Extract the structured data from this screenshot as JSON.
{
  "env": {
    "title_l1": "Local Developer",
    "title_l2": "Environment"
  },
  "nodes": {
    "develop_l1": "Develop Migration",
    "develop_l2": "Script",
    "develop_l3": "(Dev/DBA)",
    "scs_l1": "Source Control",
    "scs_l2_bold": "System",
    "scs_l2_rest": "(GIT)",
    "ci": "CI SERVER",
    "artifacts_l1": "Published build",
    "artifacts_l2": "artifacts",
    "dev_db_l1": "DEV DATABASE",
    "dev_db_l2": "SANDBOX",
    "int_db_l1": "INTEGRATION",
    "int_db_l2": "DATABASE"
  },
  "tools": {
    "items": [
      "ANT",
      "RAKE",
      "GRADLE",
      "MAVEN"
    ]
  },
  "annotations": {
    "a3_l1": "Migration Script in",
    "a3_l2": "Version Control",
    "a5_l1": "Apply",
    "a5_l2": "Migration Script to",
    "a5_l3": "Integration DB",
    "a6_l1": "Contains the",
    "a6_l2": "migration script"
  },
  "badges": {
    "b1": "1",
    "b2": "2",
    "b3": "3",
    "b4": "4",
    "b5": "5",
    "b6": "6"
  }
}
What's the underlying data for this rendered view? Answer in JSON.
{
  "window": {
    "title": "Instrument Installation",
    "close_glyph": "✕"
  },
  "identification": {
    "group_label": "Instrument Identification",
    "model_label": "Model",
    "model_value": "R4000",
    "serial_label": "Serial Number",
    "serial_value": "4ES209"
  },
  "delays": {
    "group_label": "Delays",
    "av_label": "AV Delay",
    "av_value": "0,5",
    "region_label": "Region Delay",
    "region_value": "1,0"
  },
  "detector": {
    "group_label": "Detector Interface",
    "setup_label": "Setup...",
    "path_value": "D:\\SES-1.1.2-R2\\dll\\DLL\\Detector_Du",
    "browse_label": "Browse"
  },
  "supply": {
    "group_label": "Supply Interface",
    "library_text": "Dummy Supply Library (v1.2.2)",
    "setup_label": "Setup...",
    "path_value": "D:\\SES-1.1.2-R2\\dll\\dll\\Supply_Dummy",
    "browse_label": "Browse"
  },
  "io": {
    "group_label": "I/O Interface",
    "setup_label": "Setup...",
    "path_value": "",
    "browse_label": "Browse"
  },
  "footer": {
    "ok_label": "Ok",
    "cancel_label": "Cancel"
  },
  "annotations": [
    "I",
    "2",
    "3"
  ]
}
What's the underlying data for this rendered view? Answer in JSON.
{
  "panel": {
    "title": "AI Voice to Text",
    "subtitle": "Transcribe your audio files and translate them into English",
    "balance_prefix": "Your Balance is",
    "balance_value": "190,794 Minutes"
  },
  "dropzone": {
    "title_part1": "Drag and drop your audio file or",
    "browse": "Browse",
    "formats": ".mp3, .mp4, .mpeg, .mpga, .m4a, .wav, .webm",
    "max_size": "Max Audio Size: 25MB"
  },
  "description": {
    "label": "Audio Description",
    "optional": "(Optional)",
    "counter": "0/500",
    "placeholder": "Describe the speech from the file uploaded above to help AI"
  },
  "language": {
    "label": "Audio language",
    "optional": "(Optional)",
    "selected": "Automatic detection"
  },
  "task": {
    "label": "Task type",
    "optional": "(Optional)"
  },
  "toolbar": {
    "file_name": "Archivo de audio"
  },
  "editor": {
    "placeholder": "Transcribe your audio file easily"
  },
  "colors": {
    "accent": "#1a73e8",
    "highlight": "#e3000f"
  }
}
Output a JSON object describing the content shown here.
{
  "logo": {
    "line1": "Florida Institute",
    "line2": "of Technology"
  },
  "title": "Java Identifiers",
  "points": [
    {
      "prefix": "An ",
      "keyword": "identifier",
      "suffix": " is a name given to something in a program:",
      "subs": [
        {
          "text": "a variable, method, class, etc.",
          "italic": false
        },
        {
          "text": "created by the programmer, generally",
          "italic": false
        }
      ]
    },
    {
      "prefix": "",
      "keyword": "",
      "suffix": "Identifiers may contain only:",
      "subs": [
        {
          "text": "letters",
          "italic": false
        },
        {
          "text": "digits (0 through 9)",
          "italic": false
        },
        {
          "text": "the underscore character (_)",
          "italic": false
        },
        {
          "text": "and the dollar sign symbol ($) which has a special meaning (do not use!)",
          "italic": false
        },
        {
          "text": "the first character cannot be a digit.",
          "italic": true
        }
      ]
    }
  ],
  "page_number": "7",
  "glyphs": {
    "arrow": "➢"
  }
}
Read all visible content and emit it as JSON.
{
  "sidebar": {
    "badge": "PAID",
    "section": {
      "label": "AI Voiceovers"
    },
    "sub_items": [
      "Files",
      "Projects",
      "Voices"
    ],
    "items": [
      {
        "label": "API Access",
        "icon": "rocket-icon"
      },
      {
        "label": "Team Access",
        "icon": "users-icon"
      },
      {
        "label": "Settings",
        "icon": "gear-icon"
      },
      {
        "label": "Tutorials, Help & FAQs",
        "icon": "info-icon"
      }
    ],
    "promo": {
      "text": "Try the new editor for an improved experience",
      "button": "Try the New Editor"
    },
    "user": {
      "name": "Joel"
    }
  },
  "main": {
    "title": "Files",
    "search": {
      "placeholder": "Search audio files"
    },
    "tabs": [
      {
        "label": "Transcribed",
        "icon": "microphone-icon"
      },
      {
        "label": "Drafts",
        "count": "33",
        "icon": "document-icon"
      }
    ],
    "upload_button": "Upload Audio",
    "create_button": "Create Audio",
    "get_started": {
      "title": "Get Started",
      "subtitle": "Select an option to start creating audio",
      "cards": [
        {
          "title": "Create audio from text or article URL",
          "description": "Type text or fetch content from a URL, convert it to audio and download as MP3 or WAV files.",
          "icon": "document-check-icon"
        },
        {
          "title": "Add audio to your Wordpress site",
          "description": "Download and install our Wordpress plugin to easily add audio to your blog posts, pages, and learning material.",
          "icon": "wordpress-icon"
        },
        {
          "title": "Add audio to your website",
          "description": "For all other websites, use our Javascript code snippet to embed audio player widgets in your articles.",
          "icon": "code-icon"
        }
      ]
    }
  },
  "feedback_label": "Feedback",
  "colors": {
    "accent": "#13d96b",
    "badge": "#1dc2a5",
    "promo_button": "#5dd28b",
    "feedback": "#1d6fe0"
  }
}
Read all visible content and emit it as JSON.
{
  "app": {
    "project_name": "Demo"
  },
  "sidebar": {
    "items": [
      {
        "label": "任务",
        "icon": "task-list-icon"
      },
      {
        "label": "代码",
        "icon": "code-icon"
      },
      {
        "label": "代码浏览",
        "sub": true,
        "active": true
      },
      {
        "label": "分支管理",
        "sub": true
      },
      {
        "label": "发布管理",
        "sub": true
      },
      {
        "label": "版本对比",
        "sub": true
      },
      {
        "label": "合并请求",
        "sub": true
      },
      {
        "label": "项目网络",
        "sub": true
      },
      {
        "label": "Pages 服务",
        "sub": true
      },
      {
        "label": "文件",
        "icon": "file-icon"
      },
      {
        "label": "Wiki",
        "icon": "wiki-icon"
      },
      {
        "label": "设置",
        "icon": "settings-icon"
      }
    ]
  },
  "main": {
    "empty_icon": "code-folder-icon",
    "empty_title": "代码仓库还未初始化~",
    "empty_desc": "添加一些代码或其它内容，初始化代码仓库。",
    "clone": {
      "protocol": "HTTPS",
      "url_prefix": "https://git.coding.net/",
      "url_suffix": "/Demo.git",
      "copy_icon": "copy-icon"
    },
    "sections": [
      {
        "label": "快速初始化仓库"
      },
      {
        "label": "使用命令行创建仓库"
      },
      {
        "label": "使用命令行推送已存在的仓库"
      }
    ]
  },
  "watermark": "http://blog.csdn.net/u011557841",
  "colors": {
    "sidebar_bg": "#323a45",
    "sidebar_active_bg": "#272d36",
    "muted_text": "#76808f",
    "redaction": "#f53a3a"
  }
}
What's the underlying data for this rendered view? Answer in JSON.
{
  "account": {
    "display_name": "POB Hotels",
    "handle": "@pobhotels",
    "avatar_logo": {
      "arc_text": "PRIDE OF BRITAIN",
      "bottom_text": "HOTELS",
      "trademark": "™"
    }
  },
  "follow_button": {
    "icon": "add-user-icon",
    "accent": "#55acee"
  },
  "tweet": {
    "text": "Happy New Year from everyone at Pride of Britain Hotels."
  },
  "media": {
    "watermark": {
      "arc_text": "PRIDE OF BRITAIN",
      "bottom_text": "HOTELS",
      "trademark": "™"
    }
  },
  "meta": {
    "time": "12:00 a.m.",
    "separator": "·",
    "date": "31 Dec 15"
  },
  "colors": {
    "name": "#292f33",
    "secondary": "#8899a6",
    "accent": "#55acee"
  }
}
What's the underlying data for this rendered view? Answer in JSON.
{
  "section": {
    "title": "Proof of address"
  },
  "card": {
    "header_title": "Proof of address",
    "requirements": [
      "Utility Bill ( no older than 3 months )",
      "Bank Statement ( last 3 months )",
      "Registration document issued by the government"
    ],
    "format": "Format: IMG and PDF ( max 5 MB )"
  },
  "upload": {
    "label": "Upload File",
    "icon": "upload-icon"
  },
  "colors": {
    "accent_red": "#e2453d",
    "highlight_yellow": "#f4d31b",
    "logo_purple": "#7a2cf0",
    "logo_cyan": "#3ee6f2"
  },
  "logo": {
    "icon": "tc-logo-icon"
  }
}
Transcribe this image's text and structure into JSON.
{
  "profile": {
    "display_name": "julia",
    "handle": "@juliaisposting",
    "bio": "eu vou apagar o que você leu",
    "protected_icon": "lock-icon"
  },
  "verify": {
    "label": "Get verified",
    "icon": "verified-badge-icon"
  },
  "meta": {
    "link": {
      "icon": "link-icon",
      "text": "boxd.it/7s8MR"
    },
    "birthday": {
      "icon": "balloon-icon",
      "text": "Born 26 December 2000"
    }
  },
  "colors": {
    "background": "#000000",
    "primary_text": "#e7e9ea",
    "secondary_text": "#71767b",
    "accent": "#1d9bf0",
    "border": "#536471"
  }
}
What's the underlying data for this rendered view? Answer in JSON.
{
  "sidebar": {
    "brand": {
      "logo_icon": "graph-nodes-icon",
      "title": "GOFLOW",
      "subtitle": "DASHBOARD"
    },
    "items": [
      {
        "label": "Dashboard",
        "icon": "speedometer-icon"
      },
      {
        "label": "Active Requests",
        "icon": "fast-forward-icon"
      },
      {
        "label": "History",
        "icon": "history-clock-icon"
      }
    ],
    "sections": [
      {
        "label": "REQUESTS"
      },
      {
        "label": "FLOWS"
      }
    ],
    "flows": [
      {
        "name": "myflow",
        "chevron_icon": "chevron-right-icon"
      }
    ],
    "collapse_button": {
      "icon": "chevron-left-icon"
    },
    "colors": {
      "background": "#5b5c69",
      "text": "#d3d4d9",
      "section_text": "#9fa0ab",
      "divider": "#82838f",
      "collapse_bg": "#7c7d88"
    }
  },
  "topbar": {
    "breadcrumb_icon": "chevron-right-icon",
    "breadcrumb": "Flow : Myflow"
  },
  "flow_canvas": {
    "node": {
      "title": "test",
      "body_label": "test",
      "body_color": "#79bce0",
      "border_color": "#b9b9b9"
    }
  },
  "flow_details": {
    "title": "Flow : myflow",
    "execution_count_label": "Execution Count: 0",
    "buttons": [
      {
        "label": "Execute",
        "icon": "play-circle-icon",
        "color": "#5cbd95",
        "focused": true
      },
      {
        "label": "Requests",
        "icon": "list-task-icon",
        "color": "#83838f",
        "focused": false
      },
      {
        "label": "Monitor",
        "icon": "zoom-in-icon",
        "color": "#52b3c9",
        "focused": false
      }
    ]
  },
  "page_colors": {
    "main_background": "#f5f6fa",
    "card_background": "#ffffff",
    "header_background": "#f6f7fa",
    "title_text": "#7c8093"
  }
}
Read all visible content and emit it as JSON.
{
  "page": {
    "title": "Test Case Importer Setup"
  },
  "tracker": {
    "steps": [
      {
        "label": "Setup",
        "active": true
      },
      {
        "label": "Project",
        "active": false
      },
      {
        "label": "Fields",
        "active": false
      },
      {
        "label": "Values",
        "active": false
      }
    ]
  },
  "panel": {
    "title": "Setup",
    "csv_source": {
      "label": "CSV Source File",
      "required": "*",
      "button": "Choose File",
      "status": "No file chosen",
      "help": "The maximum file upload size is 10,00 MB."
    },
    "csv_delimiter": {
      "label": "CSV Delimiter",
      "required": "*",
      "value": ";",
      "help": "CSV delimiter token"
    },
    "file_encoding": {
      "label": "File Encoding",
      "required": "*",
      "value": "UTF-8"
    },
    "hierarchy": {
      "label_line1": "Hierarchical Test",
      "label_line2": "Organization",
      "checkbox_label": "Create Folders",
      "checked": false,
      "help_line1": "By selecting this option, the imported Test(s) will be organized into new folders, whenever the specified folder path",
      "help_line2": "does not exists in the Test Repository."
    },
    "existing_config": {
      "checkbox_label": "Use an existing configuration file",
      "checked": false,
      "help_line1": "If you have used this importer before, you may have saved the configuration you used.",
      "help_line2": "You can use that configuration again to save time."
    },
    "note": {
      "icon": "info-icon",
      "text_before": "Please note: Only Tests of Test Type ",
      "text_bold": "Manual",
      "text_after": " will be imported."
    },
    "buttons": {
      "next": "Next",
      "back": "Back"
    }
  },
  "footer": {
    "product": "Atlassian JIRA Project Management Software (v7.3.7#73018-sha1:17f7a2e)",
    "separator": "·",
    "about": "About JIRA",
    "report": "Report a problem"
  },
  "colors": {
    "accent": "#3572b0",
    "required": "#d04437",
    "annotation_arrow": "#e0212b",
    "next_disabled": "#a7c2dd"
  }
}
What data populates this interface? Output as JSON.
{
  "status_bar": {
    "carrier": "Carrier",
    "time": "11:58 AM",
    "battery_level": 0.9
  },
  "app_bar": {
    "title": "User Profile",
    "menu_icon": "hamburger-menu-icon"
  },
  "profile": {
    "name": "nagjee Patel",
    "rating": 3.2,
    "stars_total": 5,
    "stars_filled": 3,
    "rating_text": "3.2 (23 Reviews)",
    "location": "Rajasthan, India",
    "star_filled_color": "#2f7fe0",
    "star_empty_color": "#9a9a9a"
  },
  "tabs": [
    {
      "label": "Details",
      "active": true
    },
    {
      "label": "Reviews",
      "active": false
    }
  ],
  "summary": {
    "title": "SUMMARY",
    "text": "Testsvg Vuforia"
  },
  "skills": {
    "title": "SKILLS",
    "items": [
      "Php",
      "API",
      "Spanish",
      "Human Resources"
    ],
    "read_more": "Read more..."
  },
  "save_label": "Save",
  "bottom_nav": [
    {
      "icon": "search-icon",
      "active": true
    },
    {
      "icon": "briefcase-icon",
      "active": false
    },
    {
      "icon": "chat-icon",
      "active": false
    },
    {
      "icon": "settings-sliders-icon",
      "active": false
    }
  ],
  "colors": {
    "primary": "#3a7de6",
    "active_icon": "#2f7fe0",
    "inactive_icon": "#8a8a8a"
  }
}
= = = = =
How many lines of these entries contain "list"? Answer with the number and nothing else.

2